# Reading text
== == ==

Both patients denied to do further examination, therefore skin biopsy and brain MRI of the father were not available. The other family members were not compliant with clinical and genetic analysis.
Background
The AFG3L2 and SPG7 m-AAA proteases have crucial multiple functions in the homeostasis of mitochondrial protein synthesis, assembly and degradation. On the one hand, homo and hetero-polymers of these proteases have broad functional targets, as for example proteins involved in the assembly of ribosomes and respiratory chain complexes, the degradation of misfolded proteins and the maintenance of mitochondrial nucleoids. On the other hand, they have also highly specific targets as the proteolytic cleavage of MRLP32 and OPA1 (Martinelli and Rugarli, 2010). The latter cleavage in OPA1 amino-terminal region is required for the physiological equilibrium between pro-fusion and pro-fission isoforms of this large GTPase (Ehses et al., 2009). In this respect, AFG3L2 down-regulation affects respiratory capacity and calcium uptake, and induces mitochondrial network fragmentation (Maltecca et al., 2012), a cellular phenotype that we also found in cell lines with altered OPA1 expression (Olichon et al., 2007; Chevrollier et al., 2008; Dayanithi et al., 2010). The possible consequences of AFG3L2 mutation might be related to the pathophysiology of DOA, a disease which is caused by OPA1 haplo-insufficiency or eventually by a dominant negative process (Olichon et al., 2007). Thus, the p.Arg468Cys mutation might affect AFG3L2 specific interaction with OPA1 long isoform and consequently its processing, leading to a bias in OPA1 physiological maturation and pro-fusion activity.

== == ==

# Records taken from a dataset
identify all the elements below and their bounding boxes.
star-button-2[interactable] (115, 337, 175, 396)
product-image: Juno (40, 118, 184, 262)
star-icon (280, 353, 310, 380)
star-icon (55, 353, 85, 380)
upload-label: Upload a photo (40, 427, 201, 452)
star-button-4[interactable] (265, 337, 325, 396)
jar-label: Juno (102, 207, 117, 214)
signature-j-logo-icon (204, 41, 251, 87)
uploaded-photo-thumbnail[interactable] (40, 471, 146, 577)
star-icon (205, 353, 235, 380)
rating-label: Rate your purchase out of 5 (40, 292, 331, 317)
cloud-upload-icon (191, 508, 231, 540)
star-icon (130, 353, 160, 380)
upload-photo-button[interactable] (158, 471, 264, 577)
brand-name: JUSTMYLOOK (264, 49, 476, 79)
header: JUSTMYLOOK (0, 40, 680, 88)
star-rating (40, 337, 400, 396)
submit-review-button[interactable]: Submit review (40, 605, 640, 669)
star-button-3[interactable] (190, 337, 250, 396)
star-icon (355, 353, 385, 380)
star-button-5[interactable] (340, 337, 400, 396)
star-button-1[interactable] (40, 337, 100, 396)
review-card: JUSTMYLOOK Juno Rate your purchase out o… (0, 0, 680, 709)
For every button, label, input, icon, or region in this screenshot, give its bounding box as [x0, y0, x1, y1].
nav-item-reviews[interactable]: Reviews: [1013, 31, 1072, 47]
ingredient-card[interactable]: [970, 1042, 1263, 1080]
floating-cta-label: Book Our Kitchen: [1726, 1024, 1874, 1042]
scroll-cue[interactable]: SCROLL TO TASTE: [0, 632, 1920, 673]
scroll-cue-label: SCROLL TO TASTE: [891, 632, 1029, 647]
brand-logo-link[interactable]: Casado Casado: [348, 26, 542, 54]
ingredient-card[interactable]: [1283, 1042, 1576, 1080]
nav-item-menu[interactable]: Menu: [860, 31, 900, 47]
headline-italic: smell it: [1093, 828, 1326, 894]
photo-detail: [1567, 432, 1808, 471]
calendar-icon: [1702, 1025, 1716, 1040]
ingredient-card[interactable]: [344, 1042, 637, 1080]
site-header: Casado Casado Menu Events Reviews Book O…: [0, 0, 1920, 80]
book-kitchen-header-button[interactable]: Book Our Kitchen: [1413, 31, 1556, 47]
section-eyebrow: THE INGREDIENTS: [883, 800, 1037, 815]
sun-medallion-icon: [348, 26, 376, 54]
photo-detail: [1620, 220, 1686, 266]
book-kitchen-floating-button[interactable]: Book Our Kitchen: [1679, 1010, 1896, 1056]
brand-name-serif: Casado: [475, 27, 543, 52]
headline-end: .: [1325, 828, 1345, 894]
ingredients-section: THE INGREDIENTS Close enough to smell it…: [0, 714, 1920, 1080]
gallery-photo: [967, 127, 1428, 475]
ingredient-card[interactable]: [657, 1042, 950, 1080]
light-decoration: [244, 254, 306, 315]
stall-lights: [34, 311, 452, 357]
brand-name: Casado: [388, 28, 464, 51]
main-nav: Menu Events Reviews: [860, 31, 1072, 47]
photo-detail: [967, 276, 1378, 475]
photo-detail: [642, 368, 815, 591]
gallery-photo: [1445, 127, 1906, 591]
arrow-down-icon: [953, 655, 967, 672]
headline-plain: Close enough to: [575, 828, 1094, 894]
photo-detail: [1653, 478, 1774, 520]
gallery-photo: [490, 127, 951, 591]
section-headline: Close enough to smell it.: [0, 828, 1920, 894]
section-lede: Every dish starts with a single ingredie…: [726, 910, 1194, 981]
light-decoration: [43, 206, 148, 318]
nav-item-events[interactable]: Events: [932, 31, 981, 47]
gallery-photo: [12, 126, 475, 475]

== == ==

# Problems to solve
1: In the text on mitochondrial proteases, which two proteins are named as highly specific targets of proteolytic cleavage?
2: Copy the stretch of the text on mitochondrial proteases from "Both patients denied" through "and genetic analysis.".
Work only from the text.

# Solutions for each task
1: MRLP32 and OPA1.

2:
Both patients denied to do further examination, therefore skin biopsy and brain MRI of the father were not available. The other family members were not compliant with clinical and genetic analysis.